_Problem statement_:
Return every line of the records below verbatim, with no pictures in the copy.

_Task input_:
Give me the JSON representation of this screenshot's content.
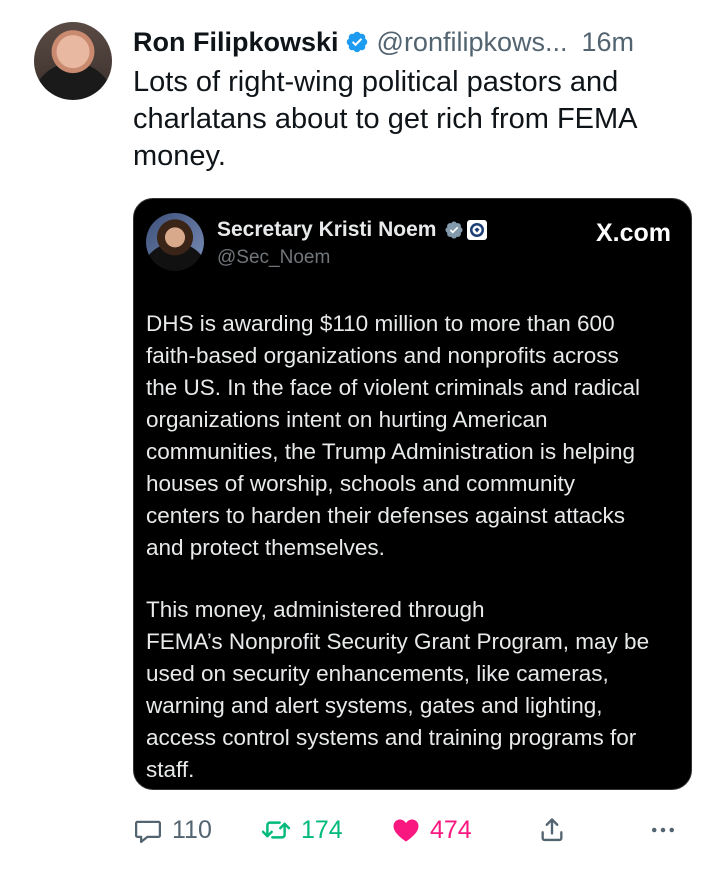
{
  "tweet": {
    "author_name": "Ron Filipkowski",
    "handle": "@ronfilipkows...",
    "time": "16m",
    "text": "Lots of right-wing political pastors and charlatans about to get rich from FEMA money."
  },
  "quoted": {
    "author_name": "Secretary Kristi Noem",
    "handle": "@Sec_Noem",
    "source": "X.com",
    "paragraph1": "DHS is awarding $110 million to more than 600\nfaith-based organizations and nonprofits across\nthe US. In the face of violent criminals and radical\norganizations intent on hurting American\ncommunities, the Trump Administration is helping\nhouses of worship, schools and community\ncenters to harden their defenses against attacks\nand protect themselves.",
    "paragraph2": "This money, administered through\nFEMA’s Nonprofit Security Grant Program, may be\nused on security enhancements, like cameras,\nwarning and alert systems, gates and lighting,\naccess control systems and training programs for\nstaff."
  },
  "actions": {
    "replies": "110",
    "reposts": "174",
    "likes": "474"
  },
  "icons": {
    "verified": "blue-verified-icon",
    "grey_verified": "grey-verified-icon",
    "dhs_seal": "dhs-seal-icon",
    "reply": "reply-icon",
    "repost": "repost-icon",
    "like": "heart-icon",
    "share": "share-icon",
    "more": "more-icon"
  },
  "colors": {
    "accent_blue": "#1d9bf0",
    "repost_green": "#00ba7c",
    "like_pink": "#f91880",
    "muted": "#536471"
  }
}
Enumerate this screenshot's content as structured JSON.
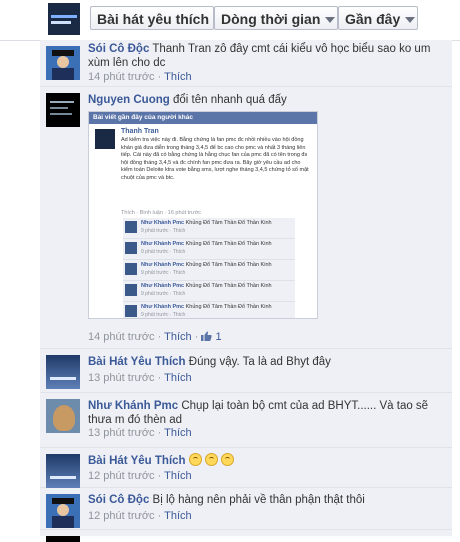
{
  "filters": [
    {
      "label": "Bài hát yêu thích",
      "dropdown": false
    },
    {
      "label": "Dòng thời gian",
      "dropdown": true
    },
    {
      "label": "Gần đây",
      "dropdown": true
    }
  ],
  "comments": [
    {
      "name": "Sói Cô Độc",
      "text": "Thanh Tran zô đây cmt cái kiểu vô học biểu sao ko um xùm lên cho dc",
      "time": "14 phút trước",
      "like": "Thích"
    },
    {
      "name": "Nguyen Cuong",
      "text": "đổi tên nhanh quá đấy",
      "time": "14 phút trước",
      "like": "Thích",
      "like_count": "1",
      "screenshot": {
        "header": "Bài viết gần đây của người khác",
        "name": "Thanh Tran",
        "text": "Ad kiểm tra việc này đi. Bằng chứng là fan pmc đc nhồi nhiều vào hội đồng khán giả đưa diễn trong tháng 3,4,5 để bc cao cho pmc và nhất 3 tháng liên tiếp. Cái này đã có bằng chứng là hằng chục fan của pmc đã có tên trong đs hội đồng tháng 3,4,5 và đc chính fan pmc đưa ra. Bây giờ yêu cầu ad cho kiểm toán Deloite ktra vote bằng sms, lượt nghe tháng 3,4,5 chứng tỏ số mặt chuột của pmc và btc.",
        "meta": "Thích · Bình luận · 16 phút trước",
        "replies": [
          {
            "name": "Như Khánh Pmc",
            "text": "Khủng",
            "tail": "Đổ Tâm Thần Đổ Thần Kinh",
            "time": "9 phút trước · Thích"
          },
          {
            "name": "Như Khánh Pmc",
            "text": "Khủng",
            "tail": "Đổ Tâm Thần Đổ Thần Kinh",
            "time": "9 phút trước · Thích"
          },
          {
            "name": "Như Khánh Pmc",
            "text": "Khủng",
            "tail": "Đổ Tâm Thần Đổ Thần Kinh",
            "time": "9 phút trước · Thích"
          },
          {
            "name": "Như Khánh Pmc",
            "text": "Khủng",
            "tail": "Đổ Tâm Thần Đổ Thần Kinh",
            "time": "9 phút trước · Thích"
          },
          {
            "name": "Như Khánh Pmc",
            "text": "Khủng",
            "tail": "Đổ Tâm Thần Đổ Thần Kinh",
            "time": "9 phút trước · Thích"
          },
          {
            "name": "Như Khánh Pmc",
            "text": "Khủng",
            "tail": "Đổ Tâm Thần Đổ Thần Kinh",
            "time": "9 phút trước · Thích"
          }
        ]
      }
    },
    {
      "name": "Bài Hát Yêu Thích",
      "text": "Đúng vậy. Ta là ad Bhyt đây",
      "time": "13 phút trước",
      "like": "Thích"
    },
    {
      "name": "Như Khánh Pmc",
      "text": "Chụp lại toàn bộ cmt của ad BHYT...... Và tao sẽ thưa m đó thèn ad",
      "time": "13 phút trước",
      "like": "Thích"
    },
    {
      "name": "Bài Hát Yêu Thích",
      "text": "",
      "time": "12 phút trước",
      "like": "Thích",
      "emoticons": 3
    },
    {
      "name": "Sói Cô Độc",
      "text": "Bị lộ hàng nên phải về thân phận thật thôi",
      "time": "12 phút trước",
      "like": "Thích"
    }
  ],
  "separator": "·"
}
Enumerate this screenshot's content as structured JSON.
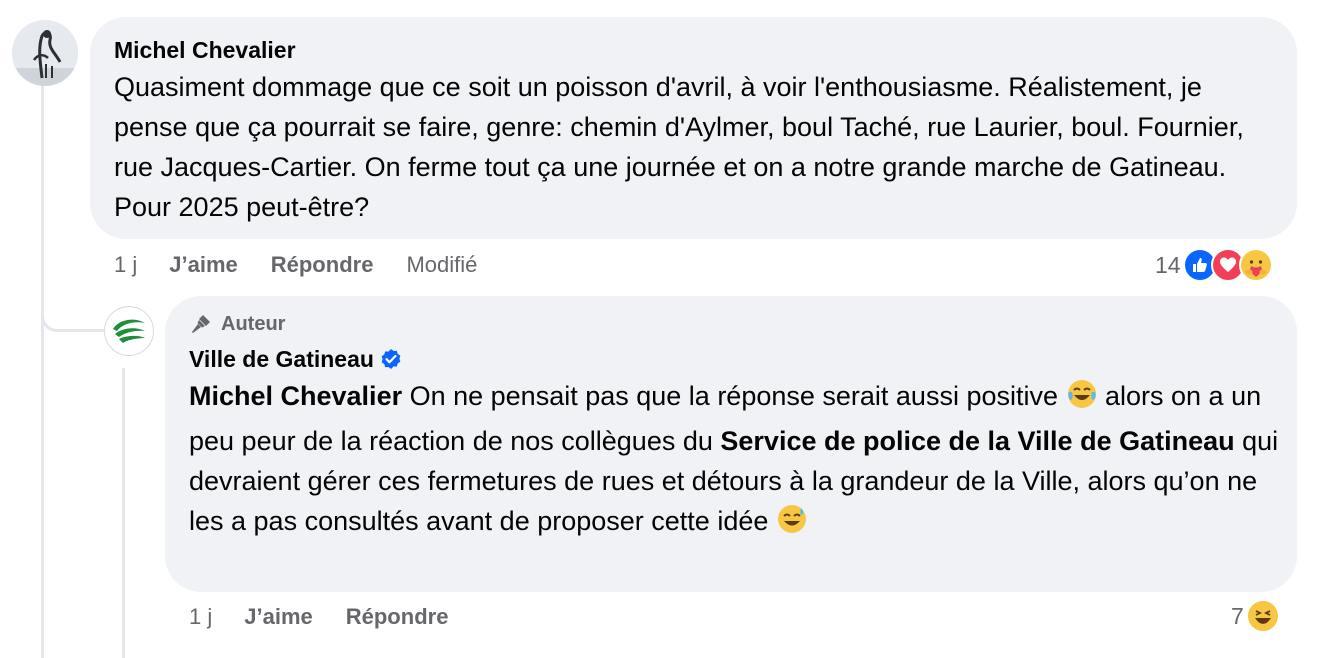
{
  "comment": {
    "author": "Michel Chevalier",
    "text": "Quasiment dommage que ce soit un poisson d'avril, à voir l'enthousiasme. Réalistement, je pense que ça pourrait se faire, genre: chemin d'Aylmer, boul Taché, rue Laurier, boul. Fournier, rue Jacques-Cartier. On ferme tout ça une journée et on a notre grande marche de Gatineau. Pour 2025 peut-être?",
    "time": "1 j",
    "like_label": "J’aime",
    "reply_label": "Répondre",
    "edited_label": "Modifié",
    "reaction_count": "14",
    "reactions": [
      "like-icon",
      "love-icon",
      "care-icon"
    ]
  },
  "reply": {
    "badge": "Auteur",
    "author": "Ville de Gatineau",
    "mention": "Michel Chevalier",
    "text_1": " On ne pensait pas que la réponse serait aussi positive ",
    "text_2": " alors on a un peu peur de la réaction de nos collègues du ",
    "bold_phrase": "Service de police de la Ville de Gatineau",
    "text_3": " qui devraient gérer ces fermetures de rues et détours à la grandeur de la Ville, alors qu’on ne les a pas consultés avant de proposer cette idée ",
    "time": "1 j",
    "like_label": "J’aime",
    "reply_label": "Répondre",
    "reaction_count": "7",
    "reactions": [
      "haha-icon"
    ]
  },
  "colors": {
    "bubble": "#f0f2f5",
    "secondary_text": "#65676b",
    "like_blue": "#0866ff",
    "love_red": "#f33e58",
    "verified_blue": "#0866ff"
  }
}
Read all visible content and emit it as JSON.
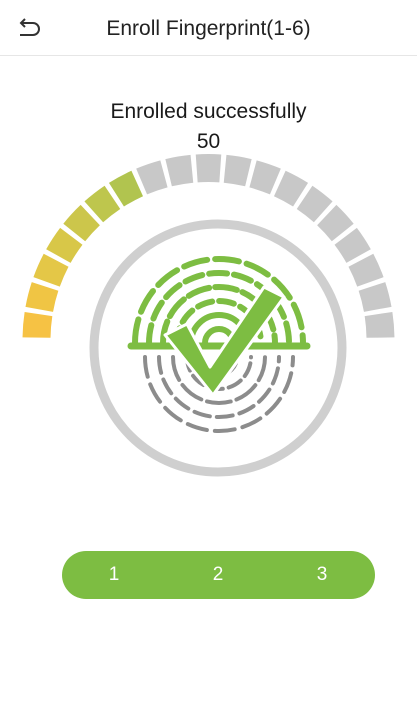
{
  "header": {
    "title": "Enroll Fingerprint(1-6)",
    "back_icon": "back-arrow-icon"
  },
  "status": {
    "message": "Enrolled successfully",
    "quality": "50"
  },
  "gauge": {
    "total_segments": 19,
    "filled_segments": 7,
    "fill_colors": [
      "#f6c244",
      "#f0c544",
      "#e4c747",
      "#d8c748",
      "#ccc64b",
      "#bec64d",
      "#b1c44f"
    ],
    "empty_color": "#c8c8c8"
  },
  "fingerprint": {
    "icon": "fingerprint-icon",
    "check_icon": "checkmark-icon",
    "green": "#7dbd42",
    "gray": "#8c8c8c"
  },
  "steps": {
    "labels": [
      "1",
      "2",
      "3"
    ],
    "color": "#7dbd42"
  }
}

_Complete output_:
Give me the JSON representation of this screenshot's content.
{
  "tweet": {
    "author_name": "Ron Filipkowski",
    "handle": "@ronfilipkows...",
    "time": "16m",
    "text": "Lots of right-wing political pastors and charlatans about to get rich from FEMA money."
  },
  "quoted": {
    "author_name": "Secretary Kristi Noem",
    "handle": "@Sec_Noem",
    "source": "X.com",
    "paragraph1": "DHS is awarding $110 million to more than 600\nfaith-based organizations and nonprofits across\nthe US. In the face of violent criminals and radical\norganizations intent on hurting American\ncommunities, the Trump Administration is helping\nhouses of worship, schools and community\ncenters to harden their defenses against attacks\nand protect themselves.",
    "paragraph2": "This money, administered through\nFEMA’s Nonprofit Security Grant Program, may be\nused on security enhancements, like cameras,\nwarning and alert systems, gates and lighting,\naccess control systems and training programs for\nstaff."
  },
  "actions": {
    "replies": "110",
    "reposts": "174",
    "likes": "474"
  },
  "icons": {
    "verified": "blue-verified-icon",
    "grey_verified": "grey-verified-icon",
    "dhs_seal": "dhs-seal-icon",
    "reply": "reply-icon",
    "repost": "repost-icon",
    "like": "heart-icon",
    "share": "share-icon",
    "more": "more-icon"
  },
  "colors": {
    "accent_blue": "#1d9bf0",
    "repost_green": "#00ba7c",
    "like_pink": "#f91880",
    "muted": "#536471"
  }
}
Enumerate this screenshot's content as structured JSON.
{
  "filters": [
    {
      "label": "Bài hát yêu thích",
      "dropdown": false
    },
    {
      "label": "Dòng thời gian",
      "dropdown": true
    },
    {
      "label": "Gần đây",
      "dropdown": true
    }
  ],
  "comments": [
    {
      "name": "Sói Cô Độc",
      "text": "Thanh Tran zô đây cmt cái kiểu vô học biểu sao ko um xùm lên cho dc",
      "time": "14 phút trước",
      "like": "Thích"
    },
    {
      "name": "Nguyen Cuong",
      "text": "đổi tên nhanh quá đấy",
      "time": "14 phút trước",
      "like": "Thích",
      "like_count": "1",
      "screenshot": {
        "header": "Bài viết gần đây của người khác",
        "name": "Thanh Tran",
        "text": "Ad kiểm tra việc này đi. Bằng chứng là fan pmc đc nhồi nhiều vào hội đồng khán giả đưa diễn trong tháng 3,4,5 để bc cao cho pmc và nhất 3 tháng liên tiếp. Cái này đã có bằng chứng là hằng chục fan của pmc đã có tên trong đs hội đồng tháng 3,4,5 và đc chính fan pmc đưa ra. Bây giờ yêu cầu ad cho kiểm toán Deloite ktra vote bằng sms, lượt nghe tháng 3,4,5 chứng tỏ số mặt chuột của pmc và btc.",
        "meta": "Thích · Bình luận · 16 phút trước",
        "replies": [
          {
            "name": "Như Khánh Pmc",
            "text": "Khủng",
            "tail": "Đổ Tâm Thần Đổ Thần Kinh",
            "time": "9 phút trước · Thích"
          },
          {
            "name": "Như Khánh Pmc",
            "text": "Khủng",
            "tail": "Đổ Tâm Thần Đổ Thần Kinh",
            "time": "9 phút trước · Thích"
          },
          {
            "name": "Như Khánh Pmc",
            "text": "Khủng",
            "tail": "Đổ Tâm Thần Đổ Thần Kinh",
            "time": "9 phút trước · Thích"
          },
          {
            "name": "Như Khánh Pmc",
            "text": "Khủng",
            "tail": "Đổ Tâm Thần Đổ Thần Kinh",
            "time": "9 phút trước · Thích"
          },
          {
            "name": "Như Khánh Pmc",
            "text": "Khủng",
            "tail": "Đổ Tâm Thần Đổ Thần Kinh",
            "time": "9 phút trước · Thích"
          },
          {
            "name": "Như Khánh Pmc",
            "text": "Khủng",
            "tail": "Đổ Tâm Thần Đổ Thần Kinh",
            "time": "9 phút trước · Thích"
          }
        ]
      }
    },
    {
      "name": "Bài Hát Yêu Thích",
      "text": "Đúng vậy. Ta là ad Bhyt đây",
      "time": "13 phút trước",
      "like": "Thích"
    },
    {
      "name": "Như Khánh Pmc",
      "text": "Chụp lại toàn bộ cmt của ad BHYT...... Và tao sẽ thưa m đó thèn ad",
      "time": "13 phút trước",
      "like": "Thích"
    },
    {
      "name": "Bài Hát Yêu Thích",
      "text": "",
      "time": "12 phút trước",
      "like": "Thích",
      "emoticons": 3
    },
    {
      "name": "Sói Cô Độc",
      "text": "Bị lộ hàng nên phải về thân phận thật thôi",
      "time": "12 phút trước",
      "like": "Thích"
    }
  ],
  "separator": "·"
}
Enumerate this screenshot's content as structured JSON.
{
  "comment": {
    "author": "Michel Chevalier",
    "text": "Quasiment dommage que ce soit un poisson d'avril, à voir l'enthousiasme. Réalistement, je pense que ça pourrait se faire, genre: chemin d'Aylmer, boul Taché, rue Laurier, boul. Fournier, rue Jacques-Cartier. On ferme tout ça une journée et on a notre grande marche de Gatineau. Pour 2025 peut-être?",
    "time": "1 j",
    "like_label": "J’aime",
    "reply_label": "Répondre",
    "edited_label": "Modifié",
    "reaction_count": "14",
    "reactions": [
      "like-icon",
      "love-icon",
      "care-icon"
    ]
  },
  "reply": {
    "badge": "Auteur",
    "author": "Ville de Gatineau",
    "mention": "Michel Chevalier",
    "text_1": " On ne pensait pas que la réponse serait aussi positive ",
    "text_2": " alors on a un peu peur de la réaction de nos collègues du ",
    "bold_phrase": "Service de police de la Ville de Gatineau",
    "text_3": " qui devraient gérer ces fermetures de rues et détours à la grandeur de la Ville, alors qu’on ne les a pas consultés avant de proposer cette idée ",
    "time": "1 j",
    "like_label": "J’aime",
    "reply_label": "Répondre",
    "reaction_count": "7",
    "reactions": [
      "haha-icon"
    ]
  },
  "colors": {
    "bubble": "#f0f2f5",
    "secondary_text": "#65676b",
    "like_blue": "#0866ff",
    "love_red": "#f33e58",
    "verified_blue": "#0866ff"
  }
}
Read all visible content and emit it as JSON.
{
  "header": {
    "title": "Enroll Fingerprint(1-6)",
    "back_icon": "back-arrow-icon"
  },
  "status": {
    "message": "Enrolled successfully",
    "quality": "50"
  },
  "gauge": {
    "total_segments": 19,
    "filled_segments": 7,
    "fill_colors": [
      "#f6c244",
      "#f0c544",
      "#e4c747",
      "#d8c748",
      "#ccc64b",
      "#bec64d",
      "#b1c44f"
    ],
    "empty_color": "#c8c8c8"
  },
  "fingerprint": {
    "icon": "fingerprint-icon",
    "check_icon": "checkmark-icon",
    "green": "#7dbd42",
    "gray": "#8c8c8c"
  },
  "steps": {
    "labels": [
      "1",
      "2",
      "3"
    ],
    "color": "#7dbd42"
  }
}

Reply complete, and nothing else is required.